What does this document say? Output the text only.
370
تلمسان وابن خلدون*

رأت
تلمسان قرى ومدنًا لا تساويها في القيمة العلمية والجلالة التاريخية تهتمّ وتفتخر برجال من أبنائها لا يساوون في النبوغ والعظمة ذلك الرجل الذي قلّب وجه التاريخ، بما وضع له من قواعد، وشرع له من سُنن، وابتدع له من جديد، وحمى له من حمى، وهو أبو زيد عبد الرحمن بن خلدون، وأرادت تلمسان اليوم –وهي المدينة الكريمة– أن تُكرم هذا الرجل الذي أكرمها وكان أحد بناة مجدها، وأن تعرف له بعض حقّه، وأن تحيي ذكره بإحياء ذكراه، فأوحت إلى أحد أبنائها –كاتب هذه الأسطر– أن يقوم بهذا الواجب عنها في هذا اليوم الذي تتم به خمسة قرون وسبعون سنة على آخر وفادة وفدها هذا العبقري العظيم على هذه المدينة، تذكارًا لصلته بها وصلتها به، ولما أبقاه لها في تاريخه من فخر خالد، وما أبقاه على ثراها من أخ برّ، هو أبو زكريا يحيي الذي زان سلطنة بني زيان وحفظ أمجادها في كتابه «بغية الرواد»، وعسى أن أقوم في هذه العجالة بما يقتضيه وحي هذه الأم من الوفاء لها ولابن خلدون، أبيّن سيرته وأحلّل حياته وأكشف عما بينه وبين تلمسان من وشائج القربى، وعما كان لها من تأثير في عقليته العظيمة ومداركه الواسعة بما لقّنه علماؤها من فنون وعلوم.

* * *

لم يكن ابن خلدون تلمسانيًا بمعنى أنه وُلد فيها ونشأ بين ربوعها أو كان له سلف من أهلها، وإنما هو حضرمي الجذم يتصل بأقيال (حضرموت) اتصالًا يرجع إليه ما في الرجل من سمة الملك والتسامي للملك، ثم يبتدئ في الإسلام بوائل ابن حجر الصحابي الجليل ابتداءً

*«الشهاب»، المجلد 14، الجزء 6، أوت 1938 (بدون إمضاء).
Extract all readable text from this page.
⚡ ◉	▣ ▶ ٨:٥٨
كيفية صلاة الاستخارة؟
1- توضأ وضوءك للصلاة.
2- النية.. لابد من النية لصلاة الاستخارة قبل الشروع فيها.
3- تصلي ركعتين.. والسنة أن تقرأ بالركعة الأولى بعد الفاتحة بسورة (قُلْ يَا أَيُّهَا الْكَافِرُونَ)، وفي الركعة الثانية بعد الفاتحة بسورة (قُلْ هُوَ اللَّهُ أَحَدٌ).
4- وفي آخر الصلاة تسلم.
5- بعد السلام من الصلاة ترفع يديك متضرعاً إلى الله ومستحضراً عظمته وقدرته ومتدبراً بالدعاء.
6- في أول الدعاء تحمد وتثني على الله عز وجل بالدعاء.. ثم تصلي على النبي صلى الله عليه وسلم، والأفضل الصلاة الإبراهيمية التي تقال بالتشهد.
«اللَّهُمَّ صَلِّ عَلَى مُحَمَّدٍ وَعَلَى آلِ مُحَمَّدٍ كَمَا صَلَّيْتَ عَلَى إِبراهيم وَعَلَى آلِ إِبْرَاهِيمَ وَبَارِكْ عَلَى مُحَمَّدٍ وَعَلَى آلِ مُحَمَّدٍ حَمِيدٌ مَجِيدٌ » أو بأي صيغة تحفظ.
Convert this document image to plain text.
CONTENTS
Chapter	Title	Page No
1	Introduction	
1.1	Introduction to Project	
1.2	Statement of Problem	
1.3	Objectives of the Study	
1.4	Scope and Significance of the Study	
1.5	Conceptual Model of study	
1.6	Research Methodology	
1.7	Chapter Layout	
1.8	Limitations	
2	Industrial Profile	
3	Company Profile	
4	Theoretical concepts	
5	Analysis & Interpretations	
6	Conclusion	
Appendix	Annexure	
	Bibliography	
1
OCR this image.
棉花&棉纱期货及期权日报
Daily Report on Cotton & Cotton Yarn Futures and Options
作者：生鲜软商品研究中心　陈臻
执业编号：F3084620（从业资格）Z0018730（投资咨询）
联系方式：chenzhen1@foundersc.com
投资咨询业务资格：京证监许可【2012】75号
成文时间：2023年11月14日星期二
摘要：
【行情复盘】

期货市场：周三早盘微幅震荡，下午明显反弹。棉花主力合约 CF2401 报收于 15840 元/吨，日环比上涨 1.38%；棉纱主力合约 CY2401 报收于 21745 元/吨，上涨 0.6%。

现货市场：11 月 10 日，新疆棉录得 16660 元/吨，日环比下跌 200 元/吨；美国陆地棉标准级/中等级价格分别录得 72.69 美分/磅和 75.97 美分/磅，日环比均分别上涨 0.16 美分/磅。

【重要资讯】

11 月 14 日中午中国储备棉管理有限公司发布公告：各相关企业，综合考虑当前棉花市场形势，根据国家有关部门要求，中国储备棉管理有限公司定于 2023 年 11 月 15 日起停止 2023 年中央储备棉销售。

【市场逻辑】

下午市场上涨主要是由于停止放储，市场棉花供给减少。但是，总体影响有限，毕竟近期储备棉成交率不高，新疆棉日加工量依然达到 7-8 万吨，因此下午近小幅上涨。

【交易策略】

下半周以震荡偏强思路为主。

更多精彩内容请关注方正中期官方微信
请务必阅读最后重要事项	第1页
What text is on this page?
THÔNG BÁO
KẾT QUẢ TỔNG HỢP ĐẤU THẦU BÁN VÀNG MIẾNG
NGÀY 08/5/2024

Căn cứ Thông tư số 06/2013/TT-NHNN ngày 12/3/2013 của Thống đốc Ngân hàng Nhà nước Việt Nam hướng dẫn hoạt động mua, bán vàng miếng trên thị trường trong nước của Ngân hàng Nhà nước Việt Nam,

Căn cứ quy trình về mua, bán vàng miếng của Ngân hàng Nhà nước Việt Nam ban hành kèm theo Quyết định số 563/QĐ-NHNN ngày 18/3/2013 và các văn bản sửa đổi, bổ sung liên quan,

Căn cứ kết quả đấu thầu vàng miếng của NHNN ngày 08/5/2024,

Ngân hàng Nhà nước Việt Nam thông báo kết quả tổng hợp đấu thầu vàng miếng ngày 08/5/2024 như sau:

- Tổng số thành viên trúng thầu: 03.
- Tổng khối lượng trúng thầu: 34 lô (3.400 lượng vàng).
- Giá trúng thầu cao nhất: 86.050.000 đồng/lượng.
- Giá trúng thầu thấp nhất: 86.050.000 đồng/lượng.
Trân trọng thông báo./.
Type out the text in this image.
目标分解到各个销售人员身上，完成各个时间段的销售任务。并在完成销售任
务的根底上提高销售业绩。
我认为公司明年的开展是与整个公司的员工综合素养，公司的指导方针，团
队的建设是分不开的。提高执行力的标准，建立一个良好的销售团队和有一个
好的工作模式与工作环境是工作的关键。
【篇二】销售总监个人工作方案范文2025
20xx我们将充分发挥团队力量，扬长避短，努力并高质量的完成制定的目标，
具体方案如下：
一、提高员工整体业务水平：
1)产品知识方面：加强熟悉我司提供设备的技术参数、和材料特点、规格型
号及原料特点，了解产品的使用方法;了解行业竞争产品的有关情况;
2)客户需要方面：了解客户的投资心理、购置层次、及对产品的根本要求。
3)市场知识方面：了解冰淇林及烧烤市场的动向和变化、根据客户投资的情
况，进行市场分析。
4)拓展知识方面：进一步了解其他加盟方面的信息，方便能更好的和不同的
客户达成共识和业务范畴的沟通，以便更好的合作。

□ □ □

● DIRECTIVE:
Could you quote, exactly as they appear, the line containing "Type out the text in this image." and every line after it to the end of the records above?

● WORKED SOLUTION:
Type out the text in this image.
目标分解到各个销售人员身上，完成各个时间段的销售任务。并在完成销售任
务的根底上提高销售业绩。
我认为公司明年的开展是与整个公司的员工综合素养，公司的指导方针，团
队的建设是分不开的。提高执行力的标准，建立一个良好的销售团队和有一个
好的工作模式与工作环境是工作的关键。
【篇二】销售总监个人工作方案范文2025
20xx我们将充分发挥团队力量，扬长避短，努力并高质量的完成制定的目标，
具体方案如下：
一、提高员工整体业务水平：
1)产品知识方面：加强熟悉我司提供设备的技术参数、和材料特点、规格型
号及原料特点，了解产品的使用方法;了解行业竞争产品的有关情况;
2)客户需要方面：了解客户的投资心理、购置层次、及对产品的根本要求。
3)市场知识方面：了解冰淇林及烧烤市场的动向和变化、根据客户投资的情
况，进行市场分析。
4)拓展知识方面：进一步了解其他加盟方面的信息，方便能更好的和不同的
客户达成共识和业务范畴的沟通，以便更好的合作。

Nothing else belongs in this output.